## THE RECORDS
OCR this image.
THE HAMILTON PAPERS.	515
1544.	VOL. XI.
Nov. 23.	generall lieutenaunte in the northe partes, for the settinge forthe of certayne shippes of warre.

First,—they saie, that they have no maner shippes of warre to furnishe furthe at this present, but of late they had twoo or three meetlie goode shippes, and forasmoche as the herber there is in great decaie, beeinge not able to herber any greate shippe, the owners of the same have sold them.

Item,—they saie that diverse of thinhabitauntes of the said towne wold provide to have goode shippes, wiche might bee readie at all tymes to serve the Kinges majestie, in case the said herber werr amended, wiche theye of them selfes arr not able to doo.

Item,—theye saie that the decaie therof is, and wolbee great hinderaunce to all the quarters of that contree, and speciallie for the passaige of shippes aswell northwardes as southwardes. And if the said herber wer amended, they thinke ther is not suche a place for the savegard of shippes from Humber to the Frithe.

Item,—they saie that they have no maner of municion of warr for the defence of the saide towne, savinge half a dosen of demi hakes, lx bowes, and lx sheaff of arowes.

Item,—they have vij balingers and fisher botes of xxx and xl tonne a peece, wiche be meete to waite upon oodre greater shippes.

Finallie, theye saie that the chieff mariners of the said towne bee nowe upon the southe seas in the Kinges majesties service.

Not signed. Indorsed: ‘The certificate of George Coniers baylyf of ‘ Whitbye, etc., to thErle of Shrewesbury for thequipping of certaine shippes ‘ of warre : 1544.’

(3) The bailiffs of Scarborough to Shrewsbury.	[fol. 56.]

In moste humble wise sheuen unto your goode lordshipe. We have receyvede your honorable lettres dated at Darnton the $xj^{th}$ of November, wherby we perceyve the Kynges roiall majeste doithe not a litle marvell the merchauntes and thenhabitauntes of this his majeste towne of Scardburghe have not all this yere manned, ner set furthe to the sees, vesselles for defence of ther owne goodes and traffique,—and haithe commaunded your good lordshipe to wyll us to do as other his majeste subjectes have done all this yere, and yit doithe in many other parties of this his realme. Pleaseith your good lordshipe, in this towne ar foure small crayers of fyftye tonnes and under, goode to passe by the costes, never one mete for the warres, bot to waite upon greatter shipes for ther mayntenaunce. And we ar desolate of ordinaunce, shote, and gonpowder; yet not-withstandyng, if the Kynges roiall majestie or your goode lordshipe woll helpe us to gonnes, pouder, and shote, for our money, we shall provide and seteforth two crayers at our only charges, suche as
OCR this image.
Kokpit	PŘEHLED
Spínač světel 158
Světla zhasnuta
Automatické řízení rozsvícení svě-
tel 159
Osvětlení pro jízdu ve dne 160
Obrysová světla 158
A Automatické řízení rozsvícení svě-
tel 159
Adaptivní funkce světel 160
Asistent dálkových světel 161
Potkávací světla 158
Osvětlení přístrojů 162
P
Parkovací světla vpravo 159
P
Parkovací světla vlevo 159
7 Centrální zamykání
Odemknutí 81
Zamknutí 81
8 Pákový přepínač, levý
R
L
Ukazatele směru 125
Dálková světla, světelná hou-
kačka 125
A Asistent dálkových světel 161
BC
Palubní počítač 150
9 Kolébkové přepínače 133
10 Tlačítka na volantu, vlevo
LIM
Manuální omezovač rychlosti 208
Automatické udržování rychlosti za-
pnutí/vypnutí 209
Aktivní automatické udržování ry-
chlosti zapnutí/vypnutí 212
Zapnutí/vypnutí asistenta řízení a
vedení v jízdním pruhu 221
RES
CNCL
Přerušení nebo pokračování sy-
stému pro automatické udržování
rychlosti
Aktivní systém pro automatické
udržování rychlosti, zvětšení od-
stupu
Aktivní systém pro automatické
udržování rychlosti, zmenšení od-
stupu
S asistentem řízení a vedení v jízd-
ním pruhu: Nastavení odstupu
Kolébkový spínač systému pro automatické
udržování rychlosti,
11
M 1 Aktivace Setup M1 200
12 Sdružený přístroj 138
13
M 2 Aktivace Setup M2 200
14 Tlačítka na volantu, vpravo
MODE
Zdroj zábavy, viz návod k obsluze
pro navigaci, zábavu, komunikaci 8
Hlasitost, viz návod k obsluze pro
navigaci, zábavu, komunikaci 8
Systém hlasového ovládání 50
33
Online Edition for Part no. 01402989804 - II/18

## WHAT NEEDS TO BE DONE
Copy out each record, keeping every word as it is.

## RESULT OF THE TASK
OCR this image.
THE HAMILTON PAPERS.	515
1544.	VOL. XI.
Nov. 23.	generall lieutenaunte in the northe partes, for the settinge forthe of certayne shippes of warre.

First,—they saie, that they have no maner shippes of warre to furnishe furthe at this present, but of late they had twoo or three meetlie goode shippes, and forasmoche as the herber there is in great decaie, beeinge not able to herber any greate shippe, the owners of the same have sold them.

Item,—they saie that diverse of thinhabitauntes of the said towne wold provide to have goode shippes, wiche might bee readie at all tymes to serve the Kinges majestie, in case the said herber werr amended, wiche theye of them selfes arr not able to doo.

Item,—theye saie that the decaie therof is, and wolbee great hinderaunce to all the quarters of that contree, and speciallie for the passaige of shippes aswell northwardes as southwardes. And if the said herber wer amended, they thinke ther is not suche a place for the savegard of shippes from Humber to the Frithe.

Item,—they saie that they have no maner of municion of warr for the defence of the saide towne, savinge half a dosen of demi hakes, lx bowes, and lx sheaff of arowes.

Item,—they have vij balingers and fisher botes of xxx and xl tonne a peece, wiche be meete to waite upon oodre greater shippes.

Finallie, theye saie that the chieff mariners of the said towne bee nowe upon the southe seas in the Kinges majesties service.

Not signed. Indorsed: ‘The certificate of George Coniers baylyf of ‘ Whitbye, etc., to thErle of Shrewesbury for thequipping of certaine shippes ‘ of warre : 1544.’

(3) The bailiffs of Scarborough to Shrewsbury.	[fol. 56.]

In moste humble wise sheuen unto your goode lordshipe. We have receyvede your honorable lettres dated at Darnton the $xj^{th}$ of November, wherby we perceyve the Kynges roiall majeste doithe not a litle marvell the merchauntes and thenhabitauntes of this his majeste towne of Scardburghe have not all this yere manned, ner set furthe to the sees, vesselles for defence of ther owne goodes and traffique,—and haithe commaunded your good lordshipe to wyll us to do as other his majeste subjectes have done all this yere, and yit doithe in many other parties of this his realme. Pleaseith your good lordshipe, in this towne ar foure small crayers of fyftye tonnes and under, goode to passe by the costes, never one mete for the warres, bot to waite upon greatter shipes for ther mayntenaunce. And we ar desolate of ordinaunce, shote, and gonpowder; yet not-withstandyng, if the Kynges roiall majestie or your goode lordshipe woll helpe us to gonnes, pouder, and shote, for our money, we shall provide and seteforth two crayers at our only charges, suche as
OCR this image.
Kokpit	PŘEHLED
Spínač světel 158
Světla zhasnuta
Automatické řízení rozsvícení svě-
tel 159
Osvětlení pro jízdu ve dne 160
Obrysová světla 158
A Automatické řízení rozsvícení svě-
tel 159
Adaptivní funkce světel 160
Asistent dálkových světel 161
Potkávací světla 158
Osvětlení přístrojů 162
P
Parkovací světla vpravo 159
P
Parkovací světla vlevo 159
7 Centrální zamykání
Odemknutí 81
Zamknutí 81
8 Pákový přepínač, levý
R
L
Ukazatele směru 125
Dálková světla, světelná hou-
kačka 125
A Asistent dálkových světel 161
BC
Palubní počítač 150
9 Kolébkové přepínače 133
10 Tlačítka na volantu, vlevo
LIM
Manuální omezovač rychlosti 208
Automatické udržování rychlosti za-
pnutí/vypnutí 209
Aktivní automatické udržování ry-
chlosti zapnutí/vypnutí 212
Zapnutí/vypnutí asistenta řízení a
vedení v jízdním pruhu 221
RES
CNCL
Přerušení nebo pokračování sy-
stému pro automatické udržování
rychlosti
Aktivní systém pro automatické
udržování rychlosti, zvětšení od-
stupu
Aktivní systém pro automatické
udržování rychlosti, zmenšení od-
stupu
S asistentem řízení a vedení v jízd-
ním pruhu: Nastavení odstupu
Kolébkový spínač systému pro automatické
udržování rychlosti,
11
M 1 Aktivace Setup M1 200
12 Sdružený přístroj 138
13
M 2 Aktivace Setup M2 200
14 Tlačítka na volantu, vpravo
MODE
Zdroj zábavy, viz návod k obsluze
pro navigaci, zábavu, komunikaci 8
Hlasitost, viz návod k obsluze pro
navigaci, zábavu, komunikaci 8
Systém hlasového ovládání 50
33
Online Edition for Part no. 01402989804 - II/18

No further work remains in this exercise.